SET PROBLEM | Write the data out again in full, with no departure from the original.

[start]

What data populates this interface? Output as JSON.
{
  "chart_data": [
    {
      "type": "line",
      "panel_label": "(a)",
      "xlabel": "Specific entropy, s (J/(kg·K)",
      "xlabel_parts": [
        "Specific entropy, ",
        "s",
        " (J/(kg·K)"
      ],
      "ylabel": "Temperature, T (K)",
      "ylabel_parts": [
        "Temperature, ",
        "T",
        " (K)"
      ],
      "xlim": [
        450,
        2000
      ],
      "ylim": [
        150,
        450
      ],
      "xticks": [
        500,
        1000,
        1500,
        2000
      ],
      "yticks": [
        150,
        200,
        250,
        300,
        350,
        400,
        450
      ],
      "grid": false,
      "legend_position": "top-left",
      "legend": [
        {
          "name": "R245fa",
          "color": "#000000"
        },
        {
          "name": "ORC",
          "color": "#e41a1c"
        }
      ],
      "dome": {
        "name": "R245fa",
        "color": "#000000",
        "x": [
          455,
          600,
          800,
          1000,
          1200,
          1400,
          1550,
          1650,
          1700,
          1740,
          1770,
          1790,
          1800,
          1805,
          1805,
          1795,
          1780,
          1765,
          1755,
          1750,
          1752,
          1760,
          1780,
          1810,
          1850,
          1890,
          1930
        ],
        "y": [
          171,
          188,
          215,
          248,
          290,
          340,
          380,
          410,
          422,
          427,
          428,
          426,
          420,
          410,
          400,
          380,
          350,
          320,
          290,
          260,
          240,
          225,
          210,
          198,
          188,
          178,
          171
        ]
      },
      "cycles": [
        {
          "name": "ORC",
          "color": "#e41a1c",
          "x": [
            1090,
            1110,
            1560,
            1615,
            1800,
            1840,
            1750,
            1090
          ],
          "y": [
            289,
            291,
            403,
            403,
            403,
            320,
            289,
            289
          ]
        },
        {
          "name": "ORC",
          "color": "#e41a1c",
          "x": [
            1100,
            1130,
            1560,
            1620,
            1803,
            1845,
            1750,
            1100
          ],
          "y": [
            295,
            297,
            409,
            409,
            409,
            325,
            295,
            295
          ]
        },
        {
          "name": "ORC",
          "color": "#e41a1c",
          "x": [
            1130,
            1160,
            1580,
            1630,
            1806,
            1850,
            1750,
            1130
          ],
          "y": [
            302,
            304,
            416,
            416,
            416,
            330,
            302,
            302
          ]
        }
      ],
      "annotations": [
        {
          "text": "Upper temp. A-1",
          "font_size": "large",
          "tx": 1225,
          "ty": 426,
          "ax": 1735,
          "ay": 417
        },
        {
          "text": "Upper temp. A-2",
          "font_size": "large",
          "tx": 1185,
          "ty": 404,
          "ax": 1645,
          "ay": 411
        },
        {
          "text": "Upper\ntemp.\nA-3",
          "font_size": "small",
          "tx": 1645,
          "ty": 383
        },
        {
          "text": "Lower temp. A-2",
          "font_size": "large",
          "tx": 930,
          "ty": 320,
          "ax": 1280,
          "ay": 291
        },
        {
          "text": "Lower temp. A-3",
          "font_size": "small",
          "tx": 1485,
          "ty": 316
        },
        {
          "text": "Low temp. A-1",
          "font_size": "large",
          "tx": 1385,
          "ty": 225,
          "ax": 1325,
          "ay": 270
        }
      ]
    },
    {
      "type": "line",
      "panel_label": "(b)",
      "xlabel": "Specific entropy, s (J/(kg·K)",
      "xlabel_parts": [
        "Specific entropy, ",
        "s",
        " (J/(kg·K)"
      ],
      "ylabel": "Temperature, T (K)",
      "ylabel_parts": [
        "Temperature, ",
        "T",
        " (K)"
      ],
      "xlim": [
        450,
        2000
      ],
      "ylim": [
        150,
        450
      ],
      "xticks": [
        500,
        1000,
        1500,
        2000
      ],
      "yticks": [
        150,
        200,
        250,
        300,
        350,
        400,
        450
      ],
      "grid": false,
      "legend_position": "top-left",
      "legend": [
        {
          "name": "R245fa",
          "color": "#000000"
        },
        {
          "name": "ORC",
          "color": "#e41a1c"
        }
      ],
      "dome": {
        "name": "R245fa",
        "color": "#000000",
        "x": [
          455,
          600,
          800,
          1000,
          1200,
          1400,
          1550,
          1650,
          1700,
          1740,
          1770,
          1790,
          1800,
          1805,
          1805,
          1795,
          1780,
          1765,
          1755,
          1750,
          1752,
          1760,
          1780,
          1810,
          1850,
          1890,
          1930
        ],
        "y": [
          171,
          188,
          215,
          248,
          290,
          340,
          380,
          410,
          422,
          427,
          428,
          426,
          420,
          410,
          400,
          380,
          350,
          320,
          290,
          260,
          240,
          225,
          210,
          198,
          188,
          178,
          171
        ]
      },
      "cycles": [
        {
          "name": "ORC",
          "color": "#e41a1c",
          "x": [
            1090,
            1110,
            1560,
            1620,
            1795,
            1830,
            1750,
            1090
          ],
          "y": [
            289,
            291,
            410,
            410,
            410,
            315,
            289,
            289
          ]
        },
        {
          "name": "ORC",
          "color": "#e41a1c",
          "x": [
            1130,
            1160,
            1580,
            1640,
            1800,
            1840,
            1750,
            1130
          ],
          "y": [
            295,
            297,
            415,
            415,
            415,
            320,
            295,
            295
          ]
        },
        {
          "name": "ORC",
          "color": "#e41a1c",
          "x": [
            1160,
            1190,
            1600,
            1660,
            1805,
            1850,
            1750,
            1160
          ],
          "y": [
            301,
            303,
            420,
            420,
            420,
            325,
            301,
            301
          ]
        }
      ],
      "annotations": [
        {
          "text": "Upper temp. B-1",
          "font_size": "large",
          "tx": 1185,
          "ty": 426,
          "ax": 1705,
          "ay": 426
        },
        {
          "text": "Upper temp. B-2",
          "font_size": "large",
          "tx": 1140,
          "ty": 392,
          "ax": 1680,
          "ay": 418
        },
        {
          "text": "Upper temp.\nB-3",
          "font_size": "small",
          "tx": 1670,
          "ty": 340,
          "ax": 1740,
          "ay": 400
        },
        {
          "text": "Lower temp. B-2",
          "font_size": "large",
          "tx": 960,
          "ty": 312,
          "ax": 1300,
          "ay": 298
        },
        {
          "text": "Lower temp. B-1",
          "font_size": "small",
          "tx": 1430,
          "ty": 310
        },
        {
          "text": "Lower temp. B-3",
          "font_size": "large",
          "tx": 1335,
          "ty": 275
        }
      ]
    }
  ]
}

[end]

RESPONSE FOR THIS EXERCISE |
What data populates this interface? Output as JSON.
{
  "chart_data": [
    {
      "type": "line",
      "panel_label": "(a)",
      "xlabel": "Specific entropy, s (J/(kg·K)",
      "xlabel_parts": [
        "Specific entropy, ",
        "s",
        " (J/(kg·K)"
      ],
      "ylabel": "Temperature, T (K)",
      "ylabel_parts": [
        "Temperature, ",
        "T",
        " (K)"
      ],
      "xlim": [
        450,
        2000
      ],
      "ylim": [
        150,
        450
      ],
      "xticks": [
        500,
        1000,
        1500,
        2000
      ],
      "yticks": [
        150,
        200,
        250,
        300,
        350,
        400,
        450
      ],
      "grid": false,
      "legend_position": "top-left",
      "legend": [
        {
          "name": "R245fa",
          "color": "#000000"
        },
        {
          "name": "ORC",
          "color": "#e41a1c"
        }
      ],
      "dome": {
        "name": "R245fa",
        "color": "#000000",
        "x": [
          455,
          600,
          800,
          1000,
          1200,
          1400,
          1550,
          1650,
          1700,
          1740,
          1770,
          1790,
          1800,
          1805,
          1805,
          1795,
          1780,
          1765,
          1755,
          1750,
          1752,
          1760,
          1780,
          1810,
          1850,
          1890,
          1930
        ],
        "y": [
          171,
          188,
          215,
          248,
          290,
          340,
          380,
          410,
          422,
          427,
          428,
          426,
          420,
          410,
          400,
          380,
          350,
          320,
          290,
          260,
          240,
          225,
          210,
          198,
          188,
          178,
          171
        ]
      },
      "cycles": [
        {
          "name": "ORC",
          "color": "#e41a1c",
          "x": [
            1090,
            1110,
            1560,
            1615,
            1800,
            1840,
            1750,
            1090
          ],
          "y": [
            289,
            291,
            403,
            403,
            403,
            320,
            289,
            289
          ]
        },
        {
          "name": "ORC",
          "color": "#e41a1c",
          "x": [
            1100,
            1130,
            1560,
            1620,
            1803,
            1845,
            1750,
            1100
          ],
          "y": [
            295,
            297,
            409,
            409,
            409,
            325,
            295,
            295
          ]
        },
        {
          "name": "ORC",
          "color": "#e41a1c",
          "x": [
            1130,
            1160,
            1580,
            1630,
            1806,
            1850,
            1750,
            1130
          ],
          "y": [
            302,
            304,
            416,
            416,
            416,
            330,
            302,
            302
          ]
        }
      ],
      "annotations": [
        {
          "text": "Upper temp. A-1",
          "font_size": "large",
          "tx": 1225,
          "ty": 426,
          "ax": 1735,
          "ay": 417
        },
        {
          "text": "Upper temp. A-2",
          "font_size": "large",
          "tx": 1185,
          "ty": 404,
          "ax": 1645,
          "ay": 411
        },
        {
          "text": "Upper\ntemp.\nA-3",
          "font_size": "small",
          "tx": 1645,
          "ty": 383
        },
        {
          "text": "Lower temp. A-2",
          "font_size": "large",
          "tx": 930,
          "ty": 320,
          "ax": 1280,
          "ay": 291
        },
        {
          "text": "Lower temp. A-3",
          "font_size": "small",
          "tx": 1485,
          "ty": 316
        },
        {
          "text": "Low temp. A-1",
          "font_size": "large",
          "tx": 1385,
          "ty": 225,
          "ax": 1325,
          "ay": 270
        }
      ]
    },
    {
      "type": "line",
      "panel_label": "(b)",
      "xlabel": "Specific entropy, s (J/(kg·K)",
      "xlabel_parts": [
        "Specific entropy, ",
        "s",
        " (J/(kg·K)"
      ],
      "ylabel": "Temperature, T (K)",
      "ylabel_parts": [
        "Temperature, ",
        "T",
        " (K)"
      ],
      "xlim": [
        450,
        2000
      ],
      "ylim": [
        150,
        450
      ],
      "xticks": [
        500,
        1000,
        1500,
        2000
      ],
      "yticks": [
        150,
        200,
        250,
        300,
        350,
        400,
        450
      ],
      "grid": false,
      "legend_position": "top-left",
      "legend": [
        {
          "name": "R245fa",
          "color": "#000000"
        },
        {
          "name": "ORC",
          "color": "#e41a1c"
        }
      ],
      "dome": {
        "name": "R245fa",
        "color": "#000000",
        "x": [
          455,
          600,
          800,
          1000,
          1200,
          1400,
          1550,
          1650,
          1700,
          1740,
          1770,
          1790,
          1800,
          1805,
          1805,
          1795,
          1780,
          1765,
          1755,
          1750,
          1752,
          1760,
          1780,
          1810,
          1850,
          1890,
          1930
        ],
        "y": [
          171,
          188,
          215,
          248,
          290,
          340,
          380,
          410,
          422,
          427,
          428,
          426,
          420,
          410,
          400,
          380,
          350,
          320,
          290,
          260,
          240,
          225,
          210,
          198,
          188,
          178,
          171
        ]
      },
      "cycles": [
        {
          "name": "ORC",
          "color": "#e41a1c",
          "x": [
            1090,
            1110,
            1560,
            1620,
            1795,
            1830,
            1750,
            1090
          ],
          "y": [
            289,
            291,
            410,
            410,
            410,
            315,
            289,
            289
          ]
        },
        {
          "name": "ORC",
          "color": "#e41a1c",
          "x": [
            1130,
            1160,
            1580,
            1640,
            1800,
            1840,
            1750,
            1130
          ],
          "y": [
            295,
            297,
            415,
            415,
            415,
            320,
            295,
            295
          ]
        },
        {
          "name": "ORC",
          "color": "#e41a1c",
          "x": [
            1160,
            1190,
            1600,
            1660,
            1805,
            1850,
            1750,
            1160
          ],
          "y": [
            301,
            303,
            420,
            420,
            420,
            325,
            301,
            301
          ]
        }
      ],
      "annotations": [
        {
          "text": "Upper temp. B-1",
          "font_size": "large",
          "tx": 1185,
          "ty": 426,
          "ax": 1705,
          "ay": 426
        },
        {
          "text": "Upper temp. B-2",
          "font_size": "large",
          "tx": 1140,
          "ty": 392,
          "ax": 1680,
          "ay": 418
        },
        {
          "text": "Upper temp.\nB-3",
          "font_size": "small",
          "tx": 1670,
          "ty": 340,
          "ax": 1740,
          "ay": 400
        },
        {
          "text": "Lower temp. B-2",
          "font_size": "large",
          "tx": 960,
          "ty": 312,
          "ax": 1300,
          "ay": 298
        },
        {
          "text": "Lower temp. B-1",
          "font_size": "small",
          "tx": 1430,
          "ty": 310
        },
        {
          "text": "Lower temp. B-3",
          "font_size": "large",
          "tx": 1335,
          "ty": 275
        }
      ]
    }
  ]
}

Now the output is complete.